TASK: Below are the records; locate each line with the word "pupils" and copy it.

Collected data entries:
========
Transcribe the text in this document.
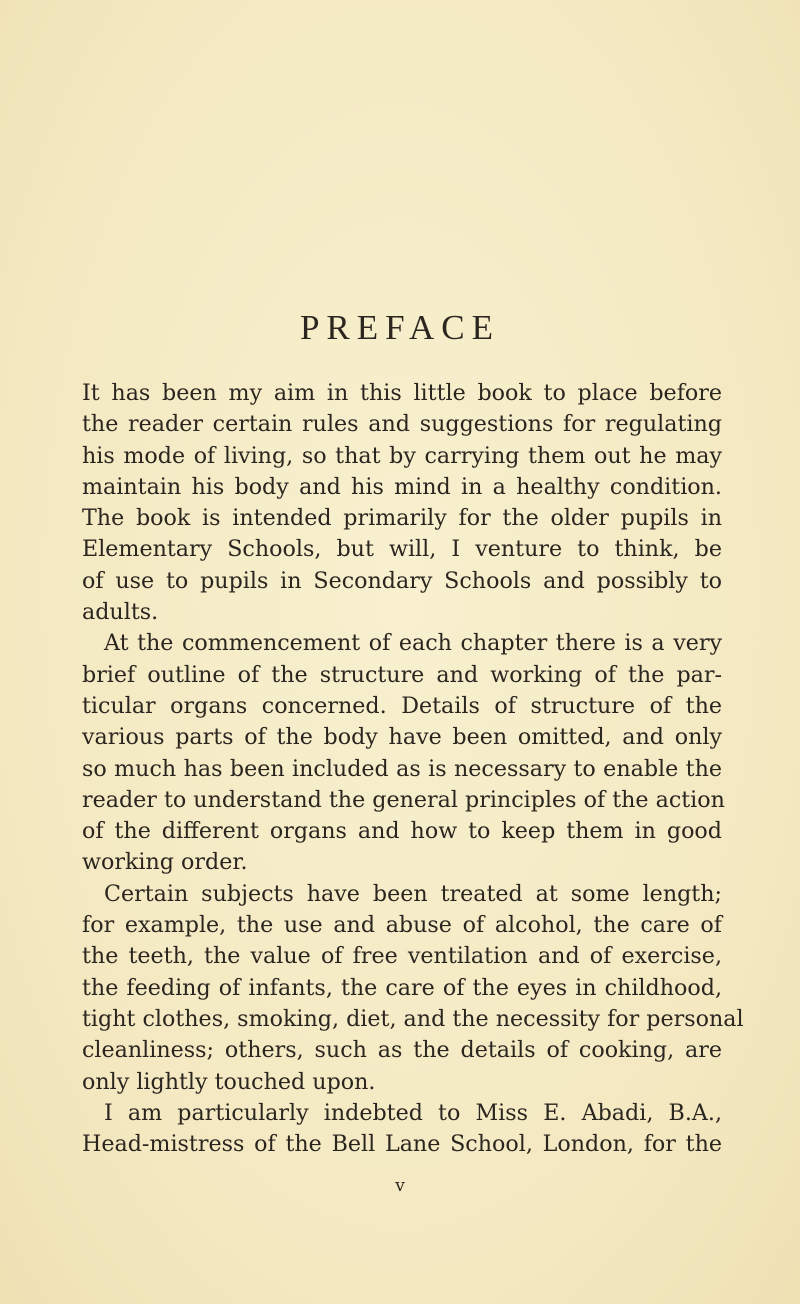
PREFACE
It has been my aim in this little book to place before
the reader certain rules and suggestions for regulating
his mode of living, so that by carrying them out he may
maintain his body and his mind in a healthy condition.
The book is intended primarily for the older pupils in
Elementary Schools, but will, I venture to think, be
of use to pupils in Secondary Schools and possibly to
adults.
At the commencement of each chapter there is a very
brief outline of the structure and working of the par-
ticular organs concerned. Details of structure of the
various parts of the body have been omitted, and only
so much has been included as is necessary to enable the
reader to understand the general principles of the action
of the different organs and how to keep them in good
working order.
Certain subjects have been treated at some length;
for example, the use and abuse of alcohol, the care of
the teeth, the value of free ventilation and of exercise,
the feeding of infants, the care of the eyes in childhood,
tight clothes, smoking, diet, and the necessity for personal
cleanliness; others, such as the details of cooking, are
only lightly touched upon.
I am particularly indebted to Miss E. Abadi, B.A.,
Head-mistress of the Bell Lane School, London, for the
v
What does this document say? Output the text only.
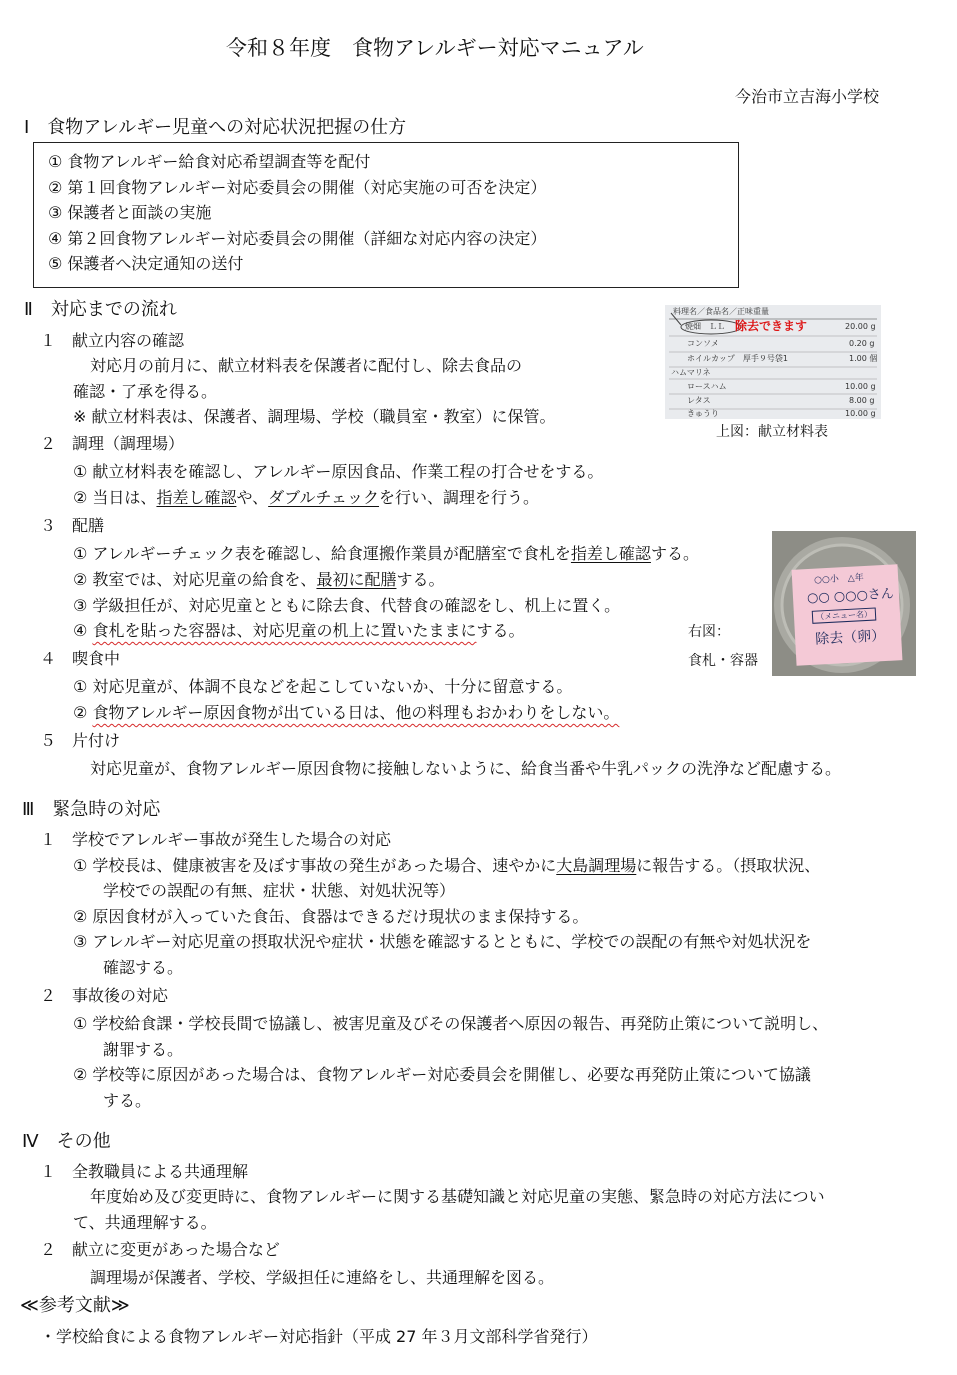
令和８年度　食物アレルギー対応マニュアル
今治市立吉海小学校
Ⅰ　食物アレルギー児童への対応状況把握の仕方
① 食物アレルギー給食対応希望調査等を配付
② 第１回食物アレルギー対応委員会の開催（対応実施の可否を決定）
③ 保護者と面談の実施
④ 第２回食物アレルギー対応委員会の開催（詳細な対応内容の決定）
⑤ 保護者へ決定通知の送付
Ⅱ　対応までの流れ
１　献立内容の確認
対応月の前月に、献立材料表を保護者に配付し、除去食品の
確認・了承を得る。
※ 献立材料表は、保護者、調理場、学校（職員室・教室）に保管。
料理名／食品名／正味重量
焼畑　ＬＬ 除去できます	20.00 g
コンソメ	0.20 g
ホイルカップ　厚手９号袋1	1.00 個
ハムマリネ
ロースハム	10.00 g
レタス	8.00 g
きゅうり	10.00 g
上図：献立材料表
２　調理（調理場）
① 献立材料表を確認し、アレルギー原因食品、作業工程の打合せをする。
② 当日は、指差し確認や、ダブルチェックを行い、調理を行う。
３　配膳
① アレルギーチェック表を確認し、給食運搬作業員が配膳室で食札を指差し確認する。
② 教室では、対応児童の給食を、最初に配膳する。
③ 学級担任が、対応児童とともに除去食、代替食の確認をし、机上に置く。
④ 食札を貼った容器は、対応児童の机上に置いたままにする。
○○小　△年
○○ ○○○さん
（メニュー名）
除去（卵）
右図：
食札・容器
４　喫食中
① 対応児童が、体調不良などを起こしていないか、十分に留意する。
② 食物アレルギー原因食物が出ている日は、他の料理もおかわりをしない。
５　片付け
対応児童が、食物アレルギー原因食物に接触しないように、給食当番や牛乳パックの洗浄など配慮する。
Ⅲ　緊急時の対応
１　学校でアレルギー事故が発生した場合の対応
① 学校長は、健康被害を及ぼす事故の発生があった場合、速やかに大島調理場に報告する。（摂取状況、
学校での誤配の有無、症状・状態、対処状況等）
② 原因食材が入っていた食缶、食器はできるだけ現状のまま保持する。
③ アレルギー対応児童の摂取状況や症状・状態を確認するとともに、学校での誤配の有無や対処状況を
確認する。
２　事故後の対応
① 学校給食課・学校長間で協議し、被害児童及びその保護者へ原因の報告、再発防止策について説明し、
謝罪する。
② 学校等に原因があった場合は、食物アレルギー対応委員会を開催し、必要な再発防止策について協議
する。
Ⅳ　その他
１　全教職員による共通理解
年度始め及び変更時に、食物アレルギーに関する基礎知識と対応児童の実態、緊急時の対応方法につい
て、共通理解する。
２　献立に変更があった場合など
調理場が保護者、学校、学級担任に連絡をし、共通理解を図る。
≪参考文献≫
・学校給食による食物アレルギー対応指針（平成 27 年３月文部科学省発行）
========
THE RESPONSE:
The book is intended primarily for the older pupils in
of use to pupils in Secondary Schools and possibly to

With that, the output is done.